**Goal**
Work out how many lines of the material below mention the word "scio"; reply with the number only.

**Material for this task**
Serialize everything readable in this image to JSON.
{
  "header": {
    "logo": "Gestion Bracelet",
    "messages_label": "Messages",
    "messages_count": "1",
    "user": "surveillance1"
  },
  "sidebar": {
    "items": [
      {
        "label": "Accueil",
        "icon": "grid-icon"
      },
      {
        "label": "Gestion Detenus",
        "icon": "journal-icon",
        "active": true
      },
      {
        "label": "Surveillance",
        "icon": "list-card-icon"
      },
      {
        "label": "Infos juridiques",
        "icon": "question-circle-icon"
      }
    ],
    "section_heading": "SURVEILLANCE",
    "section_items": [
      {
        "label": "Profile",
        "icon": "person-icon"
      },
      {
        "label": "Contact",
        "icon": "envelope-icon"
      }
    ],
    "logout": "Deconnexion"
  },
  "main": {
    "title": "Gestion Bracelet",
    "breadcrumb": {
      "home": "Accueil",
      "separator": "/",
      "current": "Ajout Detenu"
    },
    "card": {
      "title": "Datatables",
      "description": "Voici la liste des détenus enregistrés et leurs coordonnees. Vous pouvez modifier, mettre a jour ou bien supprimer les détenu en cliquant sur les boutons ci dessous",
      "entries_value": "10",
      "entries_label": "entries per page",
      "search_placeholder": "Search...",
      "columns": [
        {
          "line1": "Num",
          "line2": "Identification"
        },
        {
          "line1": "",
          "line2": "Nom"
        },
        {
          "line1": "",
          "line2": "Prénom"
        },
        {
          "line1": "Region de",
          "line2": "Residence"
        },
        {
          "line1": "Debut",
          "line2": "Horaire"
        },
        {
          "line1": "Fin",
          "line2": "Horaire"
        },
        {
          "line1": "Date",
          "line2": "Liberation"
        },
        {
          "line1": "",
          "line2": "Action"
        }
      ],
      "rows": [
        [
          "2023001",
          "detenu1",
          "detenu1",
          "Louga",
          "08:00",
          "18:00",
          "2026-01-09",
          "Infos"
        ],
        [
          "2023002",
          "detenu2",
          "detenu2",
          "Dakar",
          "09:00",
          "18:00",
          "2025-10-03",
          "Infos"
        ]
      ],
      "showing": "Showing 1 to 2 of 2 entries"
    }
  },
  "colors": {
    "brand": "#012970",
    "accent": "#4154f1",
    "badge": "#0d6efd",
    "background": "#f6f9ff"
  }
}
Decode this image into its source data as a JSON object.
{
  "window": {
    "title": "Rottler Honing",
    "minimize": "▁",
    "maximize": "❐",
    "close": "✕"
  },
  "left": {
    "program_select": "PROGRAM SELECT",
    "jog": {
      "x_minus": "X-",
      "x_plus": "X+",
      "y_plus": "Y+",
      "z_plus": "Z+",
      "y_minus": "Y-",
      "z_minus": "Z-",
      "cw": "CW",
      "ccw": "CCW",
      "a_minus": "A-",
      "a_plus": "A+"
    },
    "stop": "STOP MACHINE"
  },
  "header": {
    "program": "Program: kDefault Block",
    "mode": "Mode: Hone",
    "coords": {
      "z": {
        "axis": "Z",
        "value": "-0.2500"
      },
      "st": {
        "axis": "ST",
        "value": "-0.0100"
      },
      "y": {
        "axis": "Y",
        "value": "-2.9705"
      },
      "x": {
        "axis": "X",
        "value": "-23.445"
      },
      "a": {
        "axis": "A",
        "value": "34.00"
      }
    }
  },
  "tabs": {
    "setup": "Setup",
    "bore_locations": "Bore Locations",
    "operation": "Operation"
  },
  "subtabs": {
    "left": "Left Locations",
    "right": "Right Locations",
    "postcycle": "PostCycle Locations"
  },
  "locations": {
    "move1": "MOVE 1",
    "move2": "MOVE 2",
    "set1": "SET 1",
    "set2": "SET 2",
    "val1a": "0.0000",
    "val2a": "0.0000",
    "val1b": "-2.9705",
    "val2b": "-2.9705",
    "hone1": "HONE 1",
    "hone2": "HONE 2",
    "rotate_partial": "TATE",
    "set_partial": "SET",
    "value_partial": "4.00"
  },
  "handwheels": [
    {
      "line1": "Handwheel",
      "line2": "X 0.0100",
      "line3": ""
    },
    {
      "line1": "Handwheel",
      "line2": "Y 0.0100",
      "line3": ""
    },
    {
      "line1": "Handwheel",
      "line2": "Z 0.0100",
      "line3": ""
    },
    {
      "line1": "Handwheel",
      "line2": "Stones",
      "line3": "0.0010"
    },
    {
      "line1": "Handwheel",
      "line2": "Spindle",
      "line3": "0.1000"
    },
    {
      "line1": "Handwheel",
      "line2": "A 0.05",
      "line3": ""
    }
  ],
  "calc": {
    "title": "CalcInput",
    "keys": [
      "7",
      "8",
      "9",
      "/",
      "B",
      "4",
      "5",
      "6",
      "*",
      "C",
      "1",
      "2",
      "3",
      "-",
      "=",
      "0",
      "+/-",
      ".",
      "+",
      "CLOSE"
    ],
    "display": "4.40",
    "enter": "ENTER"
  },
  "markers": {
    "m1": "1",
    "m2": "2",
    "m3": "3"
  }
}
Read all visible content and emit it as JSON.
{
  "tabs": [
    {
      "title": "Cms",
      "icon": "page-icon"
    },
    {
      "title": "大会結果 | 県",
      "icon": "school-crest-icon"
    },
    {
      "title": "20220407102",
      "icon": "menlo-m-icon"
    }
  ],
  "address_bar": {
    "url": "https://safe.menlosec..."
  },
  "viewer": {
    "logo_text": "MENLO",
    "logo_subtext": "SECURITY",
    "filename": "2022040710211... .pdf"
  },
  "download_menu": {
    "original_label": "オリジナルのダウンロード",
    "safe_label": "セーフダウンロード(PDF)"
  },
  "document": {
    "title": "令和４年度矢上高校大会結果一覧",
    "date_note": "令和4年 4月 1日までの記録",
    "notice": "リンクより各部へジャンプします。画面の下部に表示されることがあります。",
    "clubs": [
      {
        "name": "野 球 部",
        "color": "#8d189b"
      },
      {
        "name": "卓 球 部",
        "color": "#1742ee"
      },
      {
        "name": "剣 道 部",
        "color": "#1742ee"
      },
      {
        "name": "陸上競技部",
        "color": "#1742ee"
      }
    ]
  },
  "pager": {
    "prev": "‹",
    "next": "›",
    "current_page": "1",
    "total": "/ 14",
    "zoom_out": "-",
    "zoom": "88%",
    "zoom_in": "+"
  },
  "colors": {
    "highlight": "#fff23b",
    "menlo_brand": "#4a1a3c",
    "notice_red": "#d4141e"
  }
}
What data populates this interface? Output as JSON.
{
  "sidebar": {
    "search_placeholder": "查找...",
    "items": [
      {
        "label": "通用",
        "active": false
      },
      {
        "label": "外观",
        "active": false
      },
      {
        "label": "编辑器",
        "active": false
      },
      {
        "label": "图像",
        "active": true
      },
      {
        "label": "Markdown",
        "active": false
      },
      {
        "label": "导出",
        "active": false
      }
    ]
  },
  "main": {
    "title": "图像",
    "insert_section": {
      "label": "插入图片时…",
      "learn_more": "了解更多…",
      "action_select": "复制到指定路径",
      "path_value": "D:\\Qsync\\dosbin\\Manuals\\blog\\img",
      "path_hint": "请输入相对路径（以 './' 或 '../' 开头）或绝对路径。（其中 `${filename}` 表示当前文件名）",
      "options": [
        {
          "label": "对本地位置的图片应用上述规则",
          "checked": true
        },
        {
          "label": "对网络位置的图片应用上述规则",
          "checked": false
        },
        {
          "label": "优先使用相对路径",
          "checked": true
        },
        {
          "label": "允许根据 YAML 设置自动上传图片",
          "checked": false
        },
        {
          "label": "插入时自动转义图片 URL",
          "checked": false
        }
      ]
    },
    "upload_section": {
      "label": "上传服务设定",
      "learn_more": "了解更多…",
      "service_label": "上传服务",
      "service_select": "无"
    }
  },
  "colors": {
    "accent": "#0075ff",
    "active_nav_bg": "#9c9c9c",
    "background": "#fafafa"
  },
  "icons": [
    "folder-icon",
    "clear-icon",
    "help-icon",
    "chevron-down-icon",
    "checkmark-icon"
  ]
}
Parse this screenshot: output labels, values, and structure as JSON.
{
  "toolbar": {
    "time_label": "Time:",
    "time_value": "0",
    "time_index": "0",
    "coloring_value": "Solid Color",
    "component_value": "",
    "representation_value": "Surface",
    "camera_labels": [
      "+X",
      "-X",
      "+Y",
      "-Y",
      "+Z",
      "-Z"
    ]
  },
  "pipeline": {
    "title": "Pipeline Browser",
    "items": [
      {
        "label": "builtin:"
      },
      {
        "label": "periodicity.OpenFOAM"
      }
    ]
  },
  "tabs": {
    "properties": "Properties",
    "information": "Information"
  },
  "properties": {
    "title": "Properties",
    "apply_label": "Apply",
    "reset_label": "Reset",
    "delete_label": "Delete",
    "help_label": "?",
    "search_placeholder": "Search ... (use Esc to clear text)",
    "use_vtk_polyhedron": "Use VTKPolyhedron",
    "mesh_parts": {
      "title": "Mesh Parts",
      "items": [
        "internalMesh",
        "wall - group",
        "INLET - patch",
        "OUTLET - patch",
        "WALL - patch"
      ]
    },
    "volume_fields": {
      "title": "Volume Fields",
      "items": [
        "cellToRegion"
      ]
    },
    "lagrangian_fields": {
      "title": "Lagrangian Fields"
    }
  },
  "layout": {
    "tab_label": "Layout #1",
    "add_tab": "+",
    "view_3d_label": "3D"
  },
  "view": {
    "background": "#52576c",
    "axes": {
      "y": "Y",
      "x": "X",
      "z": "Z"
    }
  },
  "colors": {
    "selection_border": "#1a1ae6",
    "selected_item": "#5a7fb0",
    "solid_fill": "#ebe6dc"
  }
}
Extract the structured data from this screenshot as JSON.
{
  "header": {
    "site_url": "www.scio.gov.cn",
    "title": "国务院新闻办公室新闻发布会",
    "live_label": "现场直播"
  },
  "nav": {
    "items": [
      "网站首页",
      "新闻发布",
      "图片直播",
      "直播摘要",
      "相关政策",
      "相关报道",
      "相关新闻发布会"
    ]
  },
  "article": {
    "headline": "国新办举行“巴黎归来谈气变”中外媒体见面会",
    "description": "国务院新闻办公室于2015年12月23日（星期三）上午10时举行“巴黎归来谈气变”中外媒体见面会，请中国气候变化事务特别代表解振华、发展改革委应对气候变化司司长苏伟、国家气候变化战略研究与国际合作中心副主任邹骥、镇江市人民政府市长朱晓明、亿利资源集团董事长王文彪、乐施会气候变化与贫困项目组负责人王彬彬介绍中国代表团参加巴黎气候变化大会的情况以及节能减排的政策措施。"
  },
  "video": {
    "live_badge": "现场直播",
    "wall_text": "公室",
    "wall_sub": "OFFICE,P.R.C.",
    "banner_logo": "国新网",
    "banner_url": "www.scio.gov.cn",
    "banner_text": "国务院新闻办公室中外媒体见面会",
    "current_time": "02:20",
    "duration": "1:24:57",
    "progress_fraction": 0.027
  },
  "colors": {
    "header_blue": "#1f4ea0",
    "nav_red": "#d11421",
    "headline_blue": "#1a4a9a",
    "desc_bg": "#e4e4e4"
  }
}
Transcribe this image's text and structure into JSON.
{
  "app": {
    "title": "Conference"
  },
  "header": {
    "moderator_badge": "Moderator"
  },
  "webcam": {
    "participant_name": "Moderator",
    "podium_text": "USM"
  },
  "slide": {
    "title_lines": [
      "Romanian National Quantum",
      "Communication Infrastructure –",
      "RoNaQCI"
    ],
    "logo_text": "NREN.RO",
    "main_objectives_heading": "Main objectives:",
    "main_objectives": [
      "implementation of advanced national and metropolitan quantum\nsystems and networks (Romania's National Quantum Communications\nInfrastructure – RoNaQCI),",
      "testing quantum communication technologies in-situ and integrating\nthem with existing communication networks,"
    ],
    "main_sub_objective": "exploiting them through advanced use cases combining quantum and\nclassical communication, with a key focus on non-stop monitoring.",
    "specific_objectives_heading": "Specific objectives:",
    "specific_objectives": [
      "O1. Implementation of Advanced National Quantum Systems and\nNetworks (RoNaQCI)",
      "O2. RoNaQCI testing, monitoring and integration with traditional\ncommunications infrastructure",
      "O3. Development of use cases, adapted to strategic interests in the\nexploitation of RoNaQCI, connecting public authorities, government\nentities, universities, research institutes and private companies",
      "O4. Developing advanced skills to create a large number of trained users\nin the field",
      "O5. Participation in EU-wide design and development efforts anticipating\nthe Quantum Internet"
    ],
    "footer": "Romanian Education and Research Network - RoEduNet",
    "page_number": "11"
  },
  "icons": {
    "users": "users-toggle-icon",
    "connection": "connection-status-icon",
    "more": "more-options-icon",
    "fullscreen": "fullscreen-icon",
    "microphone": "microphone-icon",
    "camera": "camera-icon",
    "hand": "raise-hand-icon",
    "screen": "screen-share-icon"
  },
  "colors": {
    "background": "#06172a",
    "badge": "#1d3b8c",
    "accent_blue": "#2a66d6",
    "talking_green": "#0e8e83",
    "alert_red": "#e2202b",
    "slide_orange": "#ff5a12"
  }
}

**Correct result**
2